▶ Task goal
From the records below, pull each line that has "Sciences".

▶ Extracted material
------------------------------------

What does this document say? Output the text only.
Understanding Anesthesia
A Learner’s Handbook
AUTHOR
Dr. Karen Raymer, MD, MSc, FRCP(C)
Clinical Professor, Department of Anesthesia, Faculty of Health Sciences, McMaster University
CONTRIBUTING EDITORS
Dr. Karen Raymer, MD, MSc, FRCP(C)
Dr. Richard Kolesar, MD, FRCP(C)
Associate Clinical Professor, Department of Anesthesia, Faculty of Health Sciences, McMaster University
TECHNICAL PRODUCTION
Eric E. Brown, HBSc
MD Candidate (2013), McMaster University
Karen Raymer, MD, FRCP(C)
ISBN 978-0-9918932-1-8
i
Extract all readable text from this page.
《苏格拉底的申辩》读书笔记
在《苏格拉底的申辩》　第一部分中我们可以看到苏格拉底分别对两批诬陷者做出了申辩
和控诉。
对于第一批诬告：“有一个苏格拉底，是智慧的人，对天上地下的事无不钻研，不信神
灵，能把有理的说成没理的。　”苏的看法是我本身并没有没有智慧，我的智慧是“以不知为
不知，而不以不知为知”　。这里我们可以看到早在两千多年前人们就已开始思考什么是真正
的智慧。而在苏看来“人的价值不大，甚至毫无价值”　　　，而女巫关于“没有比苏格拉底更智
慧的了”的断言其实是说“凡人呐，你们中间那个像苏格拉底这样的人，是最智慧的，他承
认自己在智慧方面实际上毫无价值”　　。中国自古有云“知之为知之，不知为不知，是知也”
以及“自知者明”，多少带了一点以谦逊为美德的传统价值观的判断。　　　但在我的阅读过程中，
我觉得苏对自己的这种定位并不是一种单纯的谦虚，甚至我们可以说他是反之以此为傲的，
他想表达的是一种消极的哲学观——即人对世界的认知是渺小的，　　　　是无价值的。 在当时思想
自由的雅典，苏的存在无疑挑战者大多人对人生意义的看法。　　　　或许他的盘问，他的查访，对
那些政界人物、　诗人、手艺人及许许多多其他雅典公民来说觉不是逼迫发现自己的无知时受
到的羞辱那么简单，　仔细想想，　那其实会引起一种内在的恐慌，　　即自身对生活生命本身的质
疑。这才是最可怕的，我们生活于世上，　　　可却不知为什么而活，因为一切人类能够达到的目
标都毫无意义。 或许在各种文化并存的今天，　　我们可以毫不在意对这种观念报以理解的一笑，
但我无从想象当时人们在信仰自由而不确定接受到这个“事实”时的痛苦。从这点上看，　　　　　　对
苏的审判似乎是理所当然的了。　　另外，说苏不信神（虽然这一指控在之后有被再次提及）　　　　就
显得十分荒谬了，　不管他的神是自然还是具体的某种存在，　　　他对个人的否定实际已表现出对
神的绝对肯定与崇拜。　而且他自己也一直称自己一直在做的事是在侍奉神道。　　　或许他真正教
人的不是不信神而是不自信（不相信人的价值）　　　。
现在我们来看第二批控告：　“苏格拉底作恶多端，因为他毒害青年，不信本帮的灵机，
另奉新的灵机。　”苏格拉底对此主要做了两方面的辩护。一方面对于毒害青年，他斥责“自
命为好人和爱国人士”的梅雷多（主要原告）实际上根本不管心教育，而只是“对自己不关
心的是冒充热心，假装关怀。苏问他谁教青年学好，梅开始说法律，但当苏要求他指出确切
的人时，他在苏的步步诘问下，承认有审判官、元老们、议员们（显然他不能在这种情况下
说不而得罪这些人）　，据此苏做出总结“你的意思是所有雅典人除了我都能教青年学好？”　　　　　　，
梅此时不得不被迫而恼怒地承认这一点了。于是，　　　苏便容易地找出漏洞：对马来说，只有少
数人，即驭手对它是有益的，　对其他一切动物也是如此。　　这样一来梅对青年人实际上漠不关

------------------------------------

▶ The solution
Clinical Professor, Department of Anesthesia, Faculty of Health Sciences, McMaster University
Associate Clinical Professor, Department of Anesthesia, Faculty of Health Sciences, McMaster University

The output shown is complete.